Your answer should be a single number: the count of lines that hold the word "home".

________________________

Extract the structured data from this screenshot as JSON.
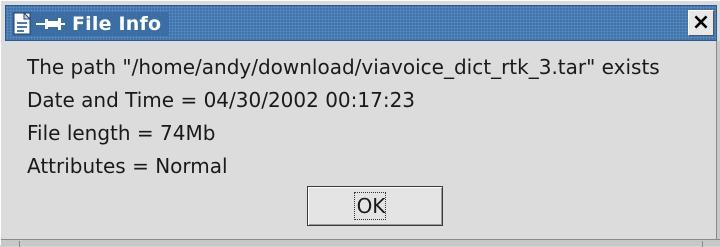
{
  "window": {
    "title": "File Info",
    "app_icon": "file-icon",
    "pin_icon": "pin-icon",
    "close_glyph": "×",
    "close_icon": "close-icon"
  },
  "info": {
    "path_line": "The path \"/home/andy/download/viavoice_dict_rtk_3.tar\" exists",
    "date_line": "Date and Time = 04/30/2002 00:17:23",
    "length_line": "File length = 74Mb",
    "attributes_line": "Attributes = Normal"
  },
  "buttons": {
    "ok_label": "OK"
  },
  "colors": {
    "titlebar": "#3a6ea5",
    "background": "#dcdcdc"
  }
}
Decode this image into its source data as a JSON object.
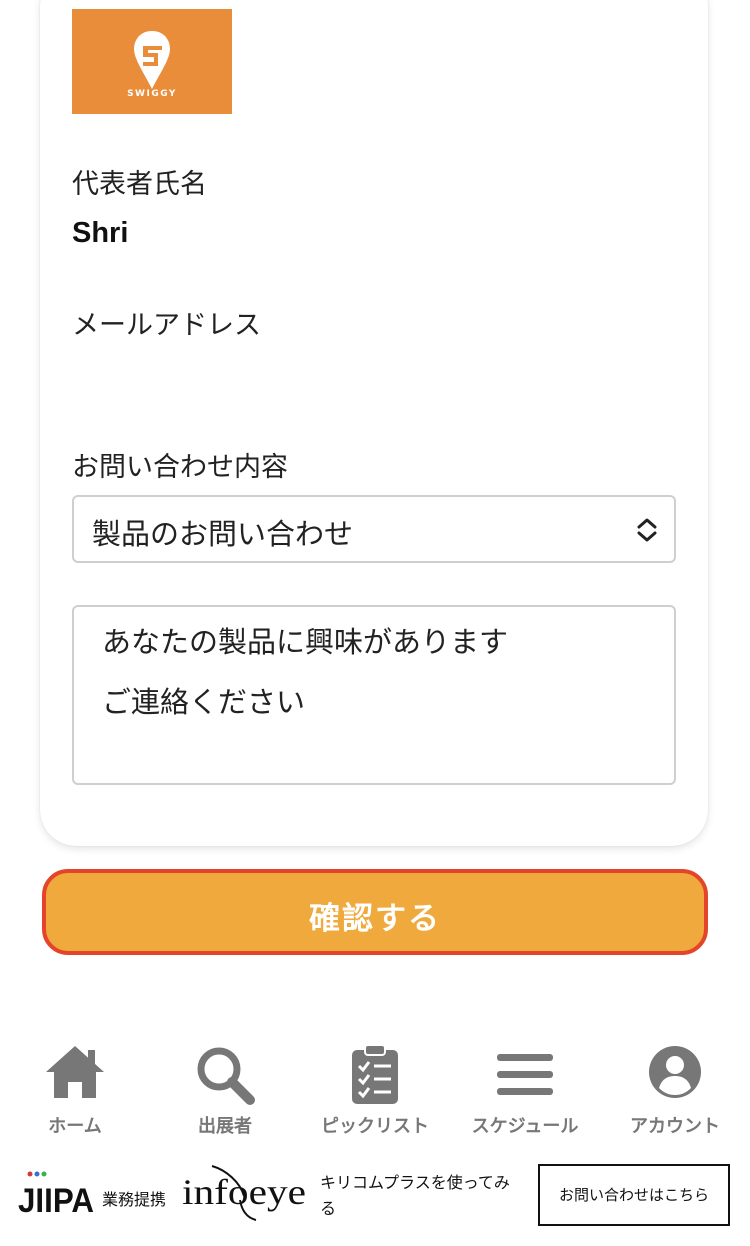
{
  "company": {
    "logo_text": "SWIGGY",
    "logo_color": "#e98d3a"
  },
  "form": {
    "rep_name_label": "代表者氏名",
    "rep_name_value": "Shri",
    "email_label": "メールアドレス",
    "inquiry_label": "お問い合わせ内容",
    "inquiry_select_value": "製品のお問い合わせ",
    "message_line1": "あなたの製品に興味があります",
    "message_line2": "ご連絡ください",
    "confirm_label": "確認する"
  },
  "nav": {
    "items": [
      {
        "label": "ホーム",
        "icon": "home-icon"
      },
      {
        "label": "出展者",
        "icon": "search-icon"
      },
      {
        "label": "ピックリスト",
        "icon": "checklist-icon"
      },
      {
        "label": "スケジュール",
        "icon": "menu-icon"
      },
      {
        "label": "アカウント",
        "icon": "account-icon"
      }
    ]
  },
  "footer": {
    "jiipa_logo": "JIIPA",
    "partnership_text": "業務提携",
    "infoeye_logo": "infoeye",
    "kirico_text": "キリコムプラスを使ってみる",
    "contact_button": "お問い合わせはこちら"
  },
  "colors": {
    "button_fill": "#f0a93c",
    "button_border": "#e4442a",
    "nav_gray": "#777777"
  }
}
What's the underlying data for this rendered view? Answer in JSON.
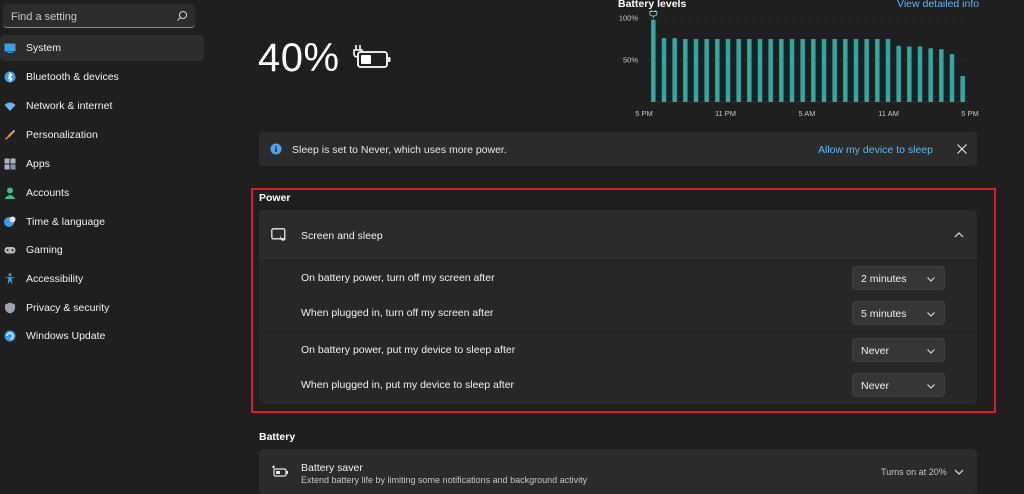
{
  "sidebar": {
    "search": {
      "placeholder": "Find a setting"
    },
    "items": [
      {
        "label": "System",
        "icon": "system-icon",
        "color": "#3b9ee8",
        "active": true
      },
      {
        "label": "Bluetooth & devices",
        "icon": "bluetooth-icon",
        "color": "#3b9ee8"
      },
      {
        "label": "Network & internet",
        "icon": "wifi-icon",
        "color": "#6ab8f0"
      },
      {
        "label": "Personalization",
        "icon": "brush-icon",
        "color": "#e8a040"
      },
      {
        "label": "Apps",
        "icon": "apps-icon",
        "color": "#aab4c4"
      },
      {
        "label": "Accounts",
        "icon": "accounts-icon",
        "color": "#3dbf8a"
      },
      {
        "label": "Time & language",
        "icon": "globe-clock-icon",
        "color": "#3b9ee8"
      },
      {
        "label": "Gaming",
        "icon": "gamepad-icon",
        "color": "#b8b8b8"
      },
      {
        "label": "Accessibility",
        "icon": "accessibility-icon",
        "color": "#3b9ee8"
      },
      {
        "label": "Privacy & security",
        "icon": "shield-icon",
        "color": "#9aa4b0"
      },
      {
        "label": "Windows Update",
        "icon": "update-icon",
        "color": "#3b9ee8"
      }
    ]
  },
  "battery": {
    "percent_label": "40%",
    "icon": "battery-charging-icon"
  },
  "chart_data": {
    "type": "bar",
    "title": "Battery levels",
    "link": "View detailed info",
    "y_tick_labels": [
      "100%",
      "50%"
    ],
    "x_tick_labels": [
      "5 PM",
      "11 PM",
      "5 AM",
      "11 AM",
      "5 PM"
    ],
    "ylim": [
      0,
      100
    ],
    "grid": true,
    "marker": "plug-icon",
    "color": "#2fa9a6",
    "values": [
      98,
      76,
      76,
      75,
      75,
      75,
      75,
      75,
      75,
      75,
      75,
      75,
      75,
      75,
      75,
      75,
      75,
      75,
      75,
      75,
      75,
      75,
      75,
      67,
      66,
      66,
      64,
      63,
      57,
      31
    ]
  },
  "banner": {
    "text": "Sleep is set to Never, which uses more power.",
    "link": "Allow my device to sleep"
  },
  "power": {
    "section_title": "Power",
    "panel_title": "Screen and sleep",
    "rows": [
      {
        "label": "On battery power, turn off my screen after",
        "value": "2 minutes"
      },
      {
        "label": "When plugged in, turn off my screen after",
        "value": "5 minutes"
      },
      {
        "label": "On battery power, put my device to sleep after",
        "value": "Never"
      },
      {
        "label": "When plugged in, put my device to sleep after",
        "value": "Never"
      }
    ]
  },
  "battery_section": {
    "section_title": "Battery",
    "saver_title": "Battery saver",
    "saver_desc": "Extend battery life by limiting some notifications and background activity",
    "saver_status": "Turns on at 20%"
  },
  "colors": {
    "accent_link": "#60b8f0",
    "highlight_box": "#e01b24"
  }
}
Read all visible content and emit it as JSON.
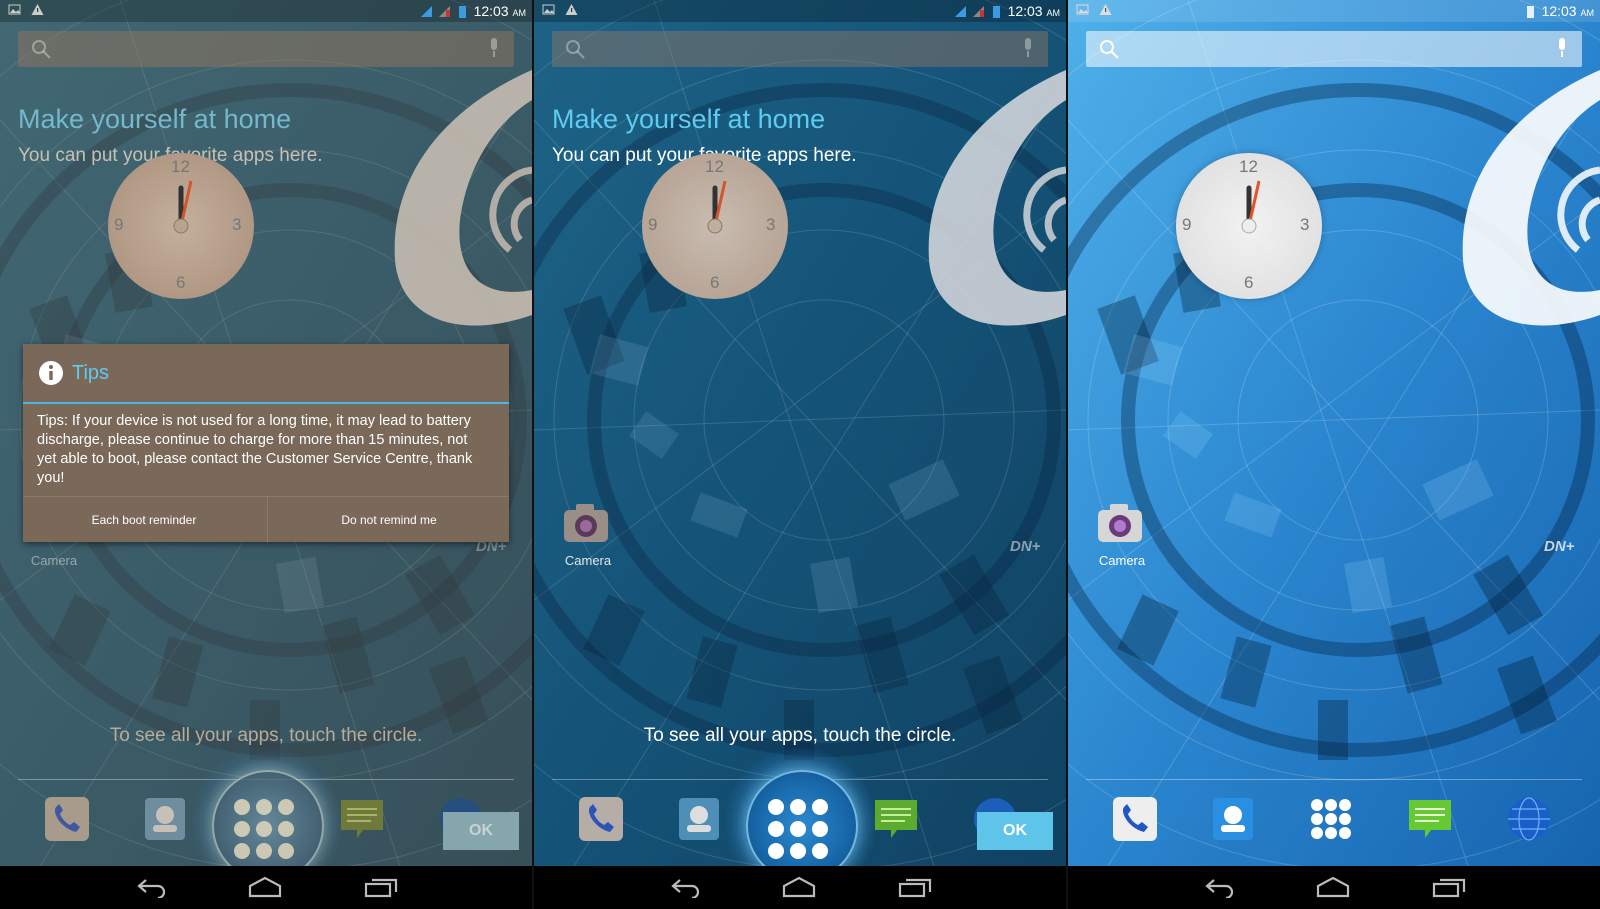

________________________

Solution: 2